Given task:
In the records below, find the line containing "Read this page and output its text content.". Output it and every line after it to the end, unchanged, with no pictures.

____________

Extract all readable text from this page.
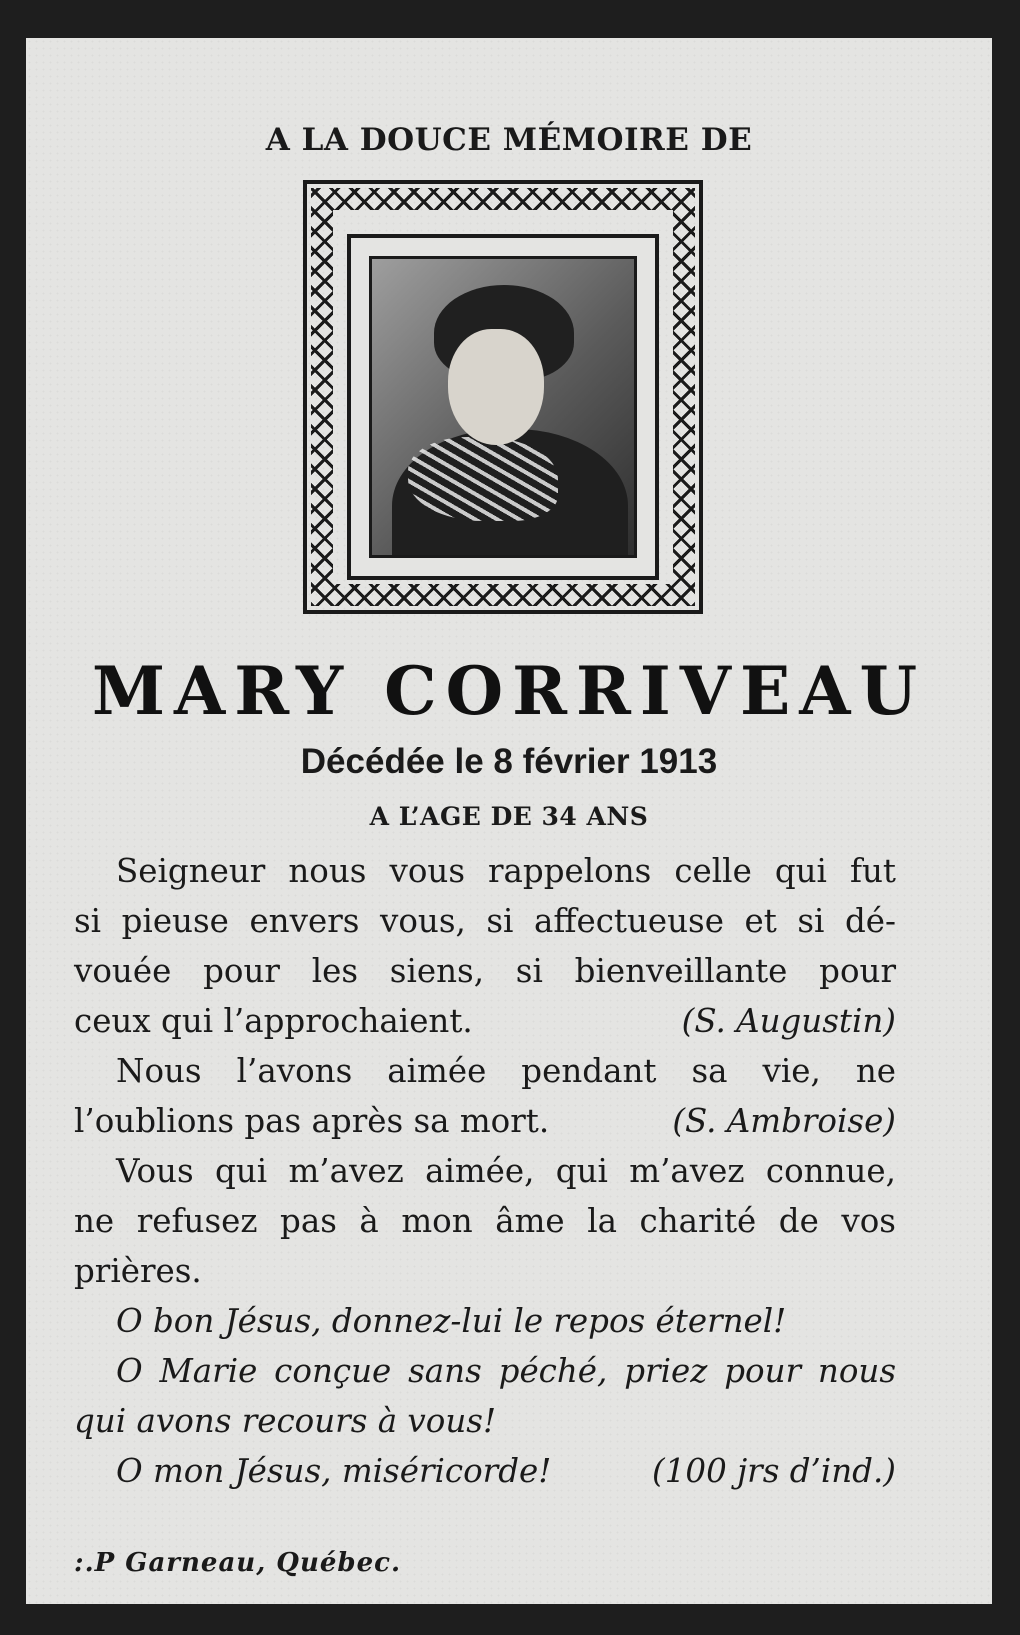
A LA DOUCE MÉMOIRE DE
MARY CORRIVEAU
Décédée le 8 février 1913
A L’AGE DE 34 ANS
Seigneur nous vous rappelons celle qui fut
si pieuse envers vous, si affectueuse et si dé-
vouée pour les siens, si bienveillante pour
ceux qui l’approchaient.	(S. Augustin)
Nous l’avons aimée pendant sa vie, ne
l’oublions pas après sa mort.	(S. Ambroise)
Vous qui m’avez aimée, qui m’avez connue,
ne refusez pas à mon âme la charité de vos
prières.
O bon Jésus, donnez-lui le repos éternel!
O Marie conçue sans péché, priez pour nous
qui avons recours à vous!
O mon Jésus, miséricorde!	(100 jrs d’ind.)
:.P Garneau, Québec.
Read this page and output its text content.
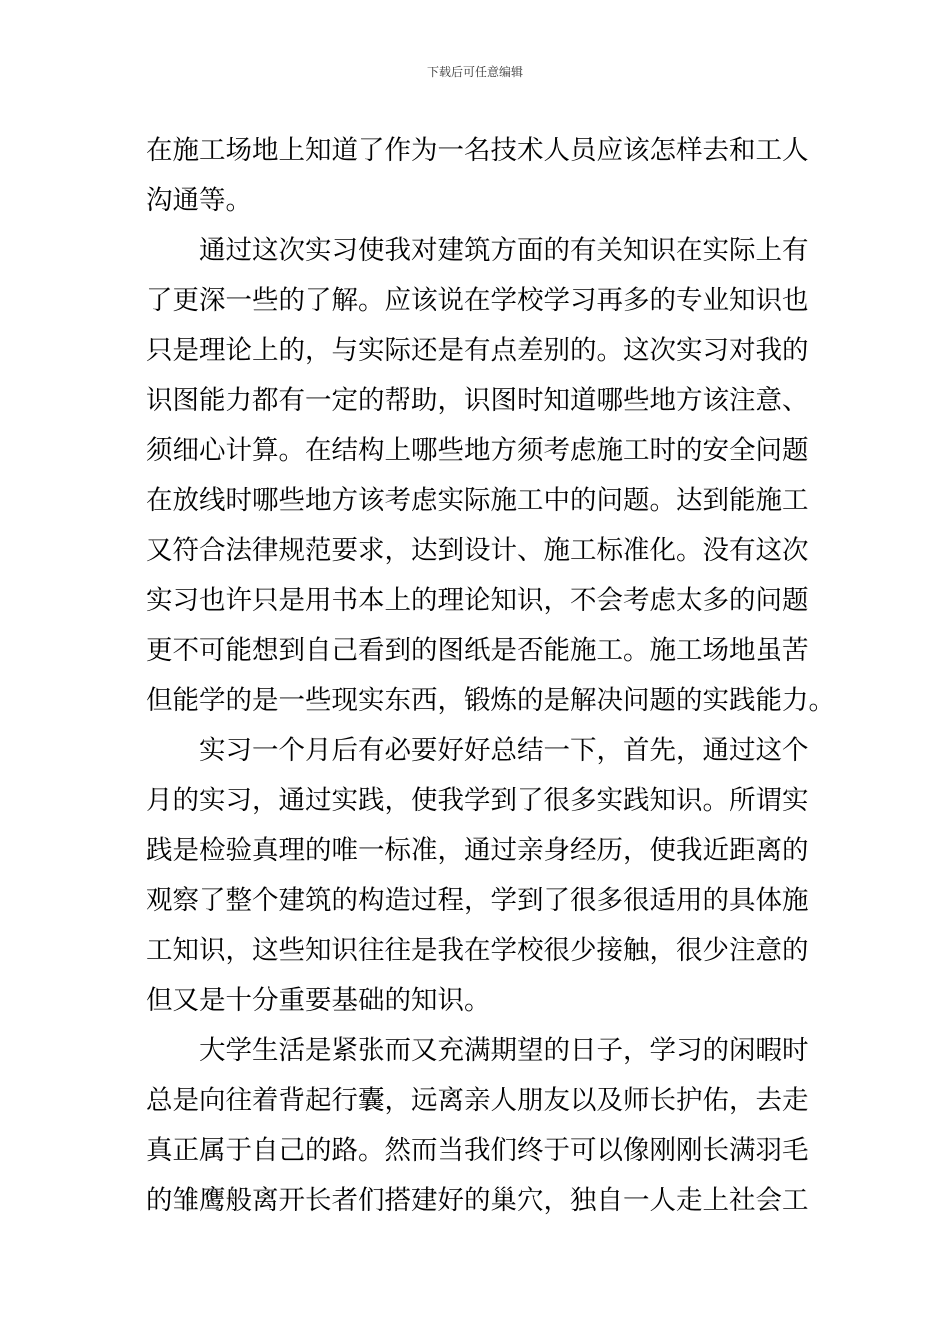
下载后可任意编辑
在施工场地上知道了作为一名技术人员应该怎样去和工人
沟通等。
通过这次实习使我对建筑方面的有关知识在实际上有
了更深一些的了解。应该说在学校学习再多的专业知识也
只是理论上的，与实际还是有点差别的。这次实习对我的
识图能力都有一定的帮助，识图时知道哪些地方该注意、
须细心计算。在结构上哪些地方须考虑施工时的安全问题
在放线时哪些地方该考虑实际施工中的问题。达到能施工
又符合法律规范要求，达到设计、施工标准化。没有这次
实习也许只是用书本上的理论知识，不会考虑太多的问题
更不可能想到自己看到的图纸是否能施工。施工场地虽苦
但能学的是一些现实东西，锻炼的是解决问题的实践能力。
实习一个月后有必要好好总结一下，首先，通过这个
月的实习，通过实践，使我学到了很多实践知识。所谓实
践是检验真理的唯一标准，通过亲身经历，使我近距离的
观察了整个建筑的构造过程，学到了很多很适用的具体施
工知识，这些知识往往是我在学校很少接触，很少注意的
但又是十分重要基础的知识。
大学生活是紧张而又充满期望的日子，学习的闲暇时
总是向往着背起行囊，远离亲人朋友以及师长护佑，去走
真正属于自己的路。然而当我们终于可以像刚刚长满羽毛
的雏鹰般离开长者们搭建好的巢穴，独自一人走上社会工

____________

Task answer:
Read this page and output its text content.
下载后可任意编辑
在施工场地上知道了作为一名技术人员应该怎样去和工人
沟通等。
通过这次实习使我对建筑方面的有关知识在实际上有
了更深一些的了解。应该说在学校学习再多的专业知识也
只是理论上的，与实际还是有点差别的。这次实习对我的
识图能力都有一定的帮助，识图时知道哪些地方该注意、
须细心计算。在结构上哪些地方须考虑施工时的安全问题
在放线时哪些地方该考虑实际施工中的问题。达到能施工
又符合法律规范要求，达到设计、施工标准化。没有这次
实习也许只是用书本上的理论知识，不会考虑太多的问题
更不可能想到自己看到的图纸是否能施工。施工场地虽苦
但能学的是一些现实东西，锻炼的是解决问题的实践能力。
实习一个月后有必要好好总结一下，首先，通过这个
月的实习，通过实践，使我学到了很多实践知识。所谓实
践是检验真理的唯一标准，通过亲身经历，使我近距离的
观察了整个建筑的构造过程，学到了很多很适用的具体施
工知识，这些知识往往是我在学校很少接触，很少注意的
但又是十分重要基础的知识。
大学生活是紧张而又充满期望的日子，学习的闲暇时
总是向往着背起行囊，远离亲人朋友以及师长护佑，去走
真正属于自己的路。然而当我们终于可以像刚刚长满羽毛
的雏鹰般离开长者们搭建好的巢穴，独自一人走上社会工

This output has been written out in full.